Required work: Pick out and copy every line below that has the word "做政治上的".

>> Start

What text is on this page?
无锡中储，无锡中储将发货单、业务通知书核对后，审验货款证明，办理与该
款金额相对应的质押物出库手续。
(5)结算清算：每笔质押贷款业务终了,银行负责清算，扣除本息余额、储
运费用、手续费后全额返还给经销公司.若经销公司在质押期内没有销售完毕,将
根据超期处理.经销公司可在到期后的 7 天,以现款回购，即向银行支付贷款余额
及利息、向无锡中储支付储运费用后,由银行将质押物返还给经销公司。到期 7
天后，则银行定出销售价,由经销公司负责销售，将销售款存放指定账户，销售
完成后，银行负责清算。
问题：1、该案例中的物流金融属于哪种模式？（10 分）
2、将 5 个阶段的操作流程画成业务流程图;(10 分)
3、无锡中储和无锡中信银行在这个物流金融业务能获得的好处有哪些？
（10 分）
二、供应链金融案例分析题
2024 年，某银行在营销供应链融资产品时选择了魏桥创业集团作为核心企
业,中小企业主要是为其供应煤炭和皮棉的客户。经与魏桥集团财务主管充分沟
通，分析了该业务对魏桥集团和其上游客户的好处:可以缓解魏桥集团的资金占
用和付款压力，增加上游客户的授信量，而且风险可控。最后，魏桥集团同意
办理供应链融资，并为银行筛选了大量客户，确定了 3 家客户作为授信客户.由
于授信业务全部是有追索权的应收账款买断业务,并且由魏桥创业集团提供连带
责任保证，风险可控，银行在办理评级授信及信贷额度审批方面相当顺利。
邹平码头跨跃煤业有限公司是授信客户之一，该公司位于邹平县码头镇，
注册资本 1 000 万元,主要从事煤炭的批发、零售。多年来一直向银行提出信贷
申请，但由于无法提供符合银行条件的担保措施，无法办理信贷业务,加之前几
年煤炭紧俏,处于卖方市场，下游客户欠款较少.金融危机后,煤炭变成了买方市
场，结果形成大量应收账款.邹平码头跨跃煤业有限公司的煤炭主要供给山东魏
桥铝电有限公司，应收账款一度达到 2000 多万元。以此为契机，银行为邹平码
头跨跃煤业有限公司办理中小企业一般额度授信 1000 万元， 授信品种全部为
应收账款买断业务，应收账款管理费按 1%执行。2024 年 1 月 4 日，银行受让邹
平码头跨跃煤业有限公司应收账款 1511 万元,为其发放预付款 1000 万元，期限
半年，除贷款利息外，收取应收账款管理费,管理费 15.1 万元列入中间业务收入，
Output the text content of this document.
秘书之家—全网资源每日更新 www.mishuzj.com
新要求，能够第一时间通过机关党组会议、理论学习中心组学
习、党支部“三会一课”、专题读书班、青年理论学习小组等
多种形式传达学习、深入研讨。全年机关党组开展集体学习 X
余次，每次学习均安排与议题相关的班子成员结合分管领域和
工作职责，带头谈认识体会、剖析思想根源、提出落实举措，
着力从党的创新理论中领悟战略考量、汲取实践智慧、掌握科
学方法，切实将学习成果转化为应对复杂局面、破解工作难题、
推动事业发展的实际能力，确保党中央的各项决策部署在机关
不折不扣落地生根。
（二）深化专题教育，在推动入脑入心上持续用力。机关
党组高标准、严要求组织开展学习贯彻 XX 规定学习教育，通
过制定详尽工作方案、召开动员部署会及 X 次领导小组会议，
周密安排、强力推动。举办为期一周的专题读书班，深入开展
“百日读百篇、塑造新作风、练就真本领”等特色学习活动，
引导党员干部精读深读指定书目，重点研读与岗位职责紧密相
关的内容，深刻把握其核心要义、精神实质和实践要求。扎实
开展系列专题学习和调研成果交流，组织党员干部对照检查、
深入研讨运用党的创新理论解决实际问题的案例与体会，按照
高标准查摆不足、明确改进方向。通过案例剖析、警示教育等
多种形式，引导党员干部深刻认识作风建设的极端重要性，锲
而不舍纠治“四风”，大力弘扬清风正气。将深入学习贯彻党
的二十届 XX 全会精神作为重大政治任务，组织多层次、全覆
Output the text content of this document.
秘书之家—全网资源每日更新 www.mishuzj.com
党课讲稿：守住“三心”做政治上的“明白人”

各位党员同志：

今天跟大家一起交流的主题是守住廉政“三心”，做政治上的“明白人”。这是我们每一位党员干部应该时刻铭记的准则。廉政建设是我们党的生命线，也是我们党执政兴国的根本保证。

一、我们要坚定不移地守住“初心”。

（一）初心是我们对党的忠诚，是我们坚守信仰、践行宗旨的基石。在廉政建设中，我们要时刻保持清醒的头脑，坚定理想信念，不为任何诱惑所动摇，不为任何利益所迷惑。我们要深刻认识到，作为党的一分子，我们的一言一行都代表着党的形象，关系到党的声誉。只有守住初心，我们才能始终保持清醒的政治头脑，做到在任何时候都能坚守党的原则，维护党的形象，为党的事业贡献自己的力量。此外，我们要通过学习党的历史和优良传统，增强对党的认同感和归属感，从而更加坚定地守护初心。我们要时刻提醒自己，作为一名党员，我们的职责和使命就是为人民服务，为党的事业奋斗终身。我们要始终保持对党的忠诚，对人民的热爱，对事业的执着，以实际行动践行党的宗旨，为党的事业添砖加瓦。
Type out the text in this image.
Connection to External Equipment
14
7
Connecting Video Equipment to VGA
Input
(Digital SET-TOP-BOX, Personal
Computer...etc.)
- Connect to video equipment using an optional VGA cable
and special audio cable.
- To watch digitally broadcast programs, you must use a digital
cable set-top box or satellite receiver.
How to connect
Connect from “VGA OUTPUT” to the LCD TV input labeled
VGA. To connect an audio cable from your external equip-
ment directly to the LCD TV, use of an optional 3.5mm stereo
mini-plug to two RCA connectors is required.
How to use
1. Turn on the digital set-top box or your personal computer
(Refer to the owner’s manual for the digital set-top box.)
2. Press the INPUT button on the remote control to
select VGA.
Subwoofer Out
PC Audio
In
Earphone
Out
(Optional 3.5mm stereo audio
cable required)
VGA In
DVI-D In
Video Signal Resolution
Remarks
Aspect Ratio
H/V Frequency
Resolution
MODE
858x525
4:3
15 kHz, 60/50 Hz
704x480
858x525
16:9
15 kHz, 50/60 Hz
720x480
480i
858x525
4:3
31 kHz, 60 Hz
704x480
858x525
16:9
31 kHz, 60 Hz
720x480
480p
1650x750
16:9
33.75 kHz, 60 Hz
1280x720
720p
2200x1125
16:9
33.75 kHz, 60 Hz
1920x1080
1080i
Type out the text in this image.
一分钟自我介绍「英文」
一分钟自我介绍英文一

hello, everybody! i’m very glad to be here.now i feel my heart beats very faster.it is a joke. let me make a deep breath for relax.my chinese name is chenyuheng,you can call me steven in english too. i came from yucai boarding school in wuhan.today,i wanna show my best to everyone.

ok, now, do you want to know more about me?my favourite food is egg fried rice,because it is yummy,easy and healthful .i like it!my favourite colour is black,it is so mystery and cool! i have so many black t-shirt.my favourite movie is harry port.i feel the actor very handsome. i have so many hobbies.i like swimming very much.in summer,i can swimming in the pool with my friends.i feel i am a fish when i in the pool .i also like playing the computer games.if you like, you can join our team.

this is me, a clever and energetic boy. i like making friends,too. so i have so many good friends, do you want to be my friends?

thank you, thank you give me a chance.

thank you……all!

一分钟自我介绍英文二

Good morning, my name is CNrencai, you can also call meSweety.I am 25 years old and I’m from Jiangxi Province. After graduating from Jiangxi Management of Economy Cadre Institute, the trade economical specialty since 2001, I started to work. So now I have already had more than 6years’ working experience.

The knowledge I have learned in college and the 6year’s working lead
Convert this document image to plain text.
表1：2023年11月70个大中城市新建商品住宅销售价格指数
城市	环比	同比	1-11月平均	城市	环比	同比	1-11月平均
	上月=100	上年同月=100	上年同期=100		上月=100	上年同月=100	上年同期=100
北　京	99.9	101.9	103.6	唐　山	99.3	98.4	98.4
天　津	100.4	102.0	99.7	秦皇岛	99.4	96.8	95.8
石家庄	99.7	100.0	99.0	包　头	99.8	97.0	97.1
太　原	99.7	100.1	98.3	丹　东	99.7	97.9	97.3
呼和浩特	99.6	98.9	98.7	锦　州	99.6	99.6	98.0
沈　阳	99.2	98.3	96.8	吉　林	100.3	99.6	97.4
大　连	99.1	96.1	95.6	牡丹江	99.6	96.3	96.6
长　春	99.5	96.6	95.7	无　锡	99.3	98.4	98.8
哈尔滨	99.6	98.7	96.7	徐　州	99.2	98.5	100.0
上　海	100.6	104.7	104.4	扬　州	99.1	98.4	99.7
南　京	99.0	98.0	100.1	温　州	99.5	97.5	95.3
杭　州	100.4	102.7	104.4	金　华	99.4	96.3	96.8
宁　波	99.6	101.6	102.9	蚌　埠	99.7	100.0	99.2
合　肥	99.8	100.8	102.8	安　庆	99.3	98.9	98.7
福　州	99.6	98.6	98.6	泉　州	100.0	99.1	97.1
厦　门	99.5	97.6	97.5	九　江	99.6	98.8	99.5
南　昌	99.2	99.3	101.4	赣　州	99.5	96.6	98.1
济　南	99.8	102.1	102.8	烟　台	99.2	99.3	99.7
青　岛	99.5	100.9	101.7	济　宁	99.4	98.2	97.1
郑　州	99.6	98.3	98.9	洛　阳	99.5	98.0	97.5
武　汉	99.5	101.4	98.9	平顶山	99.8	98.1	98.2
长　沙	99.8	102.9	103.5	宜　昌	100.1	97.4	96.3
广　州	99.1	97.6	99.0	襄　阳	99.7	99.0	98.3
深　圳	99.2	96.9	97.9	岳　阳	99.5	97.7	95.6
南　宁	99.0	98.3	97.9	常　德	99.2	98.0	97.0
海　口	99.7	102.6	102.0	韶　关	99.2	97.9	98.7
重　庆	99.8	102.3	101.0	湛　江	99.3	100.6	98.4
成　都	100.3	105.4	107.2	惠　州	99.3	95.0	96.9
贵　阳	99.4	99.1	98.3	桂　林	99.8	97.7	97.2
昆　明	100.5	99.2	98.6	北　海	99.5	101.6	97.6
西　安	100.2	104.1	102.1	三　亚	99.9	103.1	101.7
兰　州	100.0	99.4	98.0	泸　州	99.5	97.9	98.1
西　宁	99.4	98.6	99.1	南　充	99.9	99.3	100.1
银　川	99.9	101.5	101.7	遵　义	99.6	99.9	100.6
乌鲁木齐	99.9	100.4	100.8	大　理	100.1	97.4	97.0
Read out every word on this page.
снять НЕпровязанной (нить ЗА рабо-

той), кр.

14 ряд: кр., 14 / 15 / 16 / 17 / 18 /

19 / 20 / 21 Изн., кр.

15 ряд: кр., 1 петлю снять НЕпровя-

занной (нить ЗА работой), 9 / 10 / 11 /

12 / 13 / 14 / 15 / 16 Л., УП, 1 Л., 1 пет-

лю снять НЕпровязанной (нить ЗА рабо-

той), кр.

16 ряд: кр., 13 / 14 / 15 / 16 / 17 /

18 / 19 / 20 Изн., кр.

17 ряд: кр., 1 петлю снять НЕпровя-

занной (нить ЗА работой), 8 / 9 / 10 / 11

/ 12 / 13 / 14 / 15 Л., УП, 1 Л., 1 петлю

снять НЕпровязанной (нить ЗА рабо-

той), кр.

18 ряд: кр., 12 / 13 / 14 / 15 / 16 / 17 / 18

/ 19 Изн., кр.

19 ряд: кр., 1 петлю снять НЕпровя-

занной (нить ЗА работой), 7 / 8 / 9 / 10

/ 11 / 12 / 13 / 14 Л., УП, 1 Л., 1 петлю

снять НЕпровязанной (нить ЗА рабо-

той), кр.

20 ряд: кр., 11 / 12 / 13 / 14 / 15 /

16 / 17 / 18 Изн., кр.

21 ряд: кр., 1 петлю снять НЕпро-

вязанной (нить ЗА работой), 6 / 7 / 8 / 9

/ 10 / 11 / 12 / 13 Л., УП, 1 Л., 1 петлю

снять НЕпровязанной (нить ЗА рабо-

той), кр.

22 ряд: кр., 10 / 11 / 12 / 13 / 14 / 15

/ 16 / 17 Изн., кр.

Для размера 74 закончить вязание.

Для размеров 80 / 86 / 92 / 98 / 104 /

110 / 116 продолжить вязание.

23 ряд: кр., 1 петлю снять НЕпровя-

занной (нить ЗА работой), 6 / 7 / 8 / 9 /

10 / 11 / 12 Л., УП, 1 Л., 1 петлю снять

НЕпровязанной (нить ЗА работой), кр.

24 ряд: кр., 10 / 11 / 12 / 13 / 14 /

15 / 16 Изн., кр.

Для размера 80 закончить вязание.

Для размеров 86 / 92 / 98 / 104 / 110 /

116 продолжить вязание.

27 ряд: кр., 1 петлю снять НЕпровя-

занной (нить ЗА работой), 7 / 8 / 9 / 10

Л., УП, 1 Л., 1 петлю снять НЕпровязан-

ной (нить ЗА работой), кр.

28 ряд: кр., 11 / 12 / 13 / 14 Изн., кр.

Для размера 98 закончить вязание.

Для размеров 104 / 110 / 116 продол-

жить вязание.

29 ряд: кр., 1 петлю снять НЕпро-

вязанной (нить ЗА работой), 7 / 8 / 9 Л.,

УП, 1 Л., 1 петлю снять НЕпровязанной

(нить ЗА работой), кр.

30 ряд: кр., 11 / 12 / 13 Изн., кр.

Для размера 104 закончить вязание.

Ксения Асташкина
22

>> End

Written answer:
党课讲稿：守住“三心”做政治上的“明白人”
今天跟大家一起交流的主题是守住廉政“三心”，做政治上的“明白人”。这是我们每一位党员干部应该时刻铭记的准则。廉政建设是我们党的生命线，也是我们党执政兴国的根本保证。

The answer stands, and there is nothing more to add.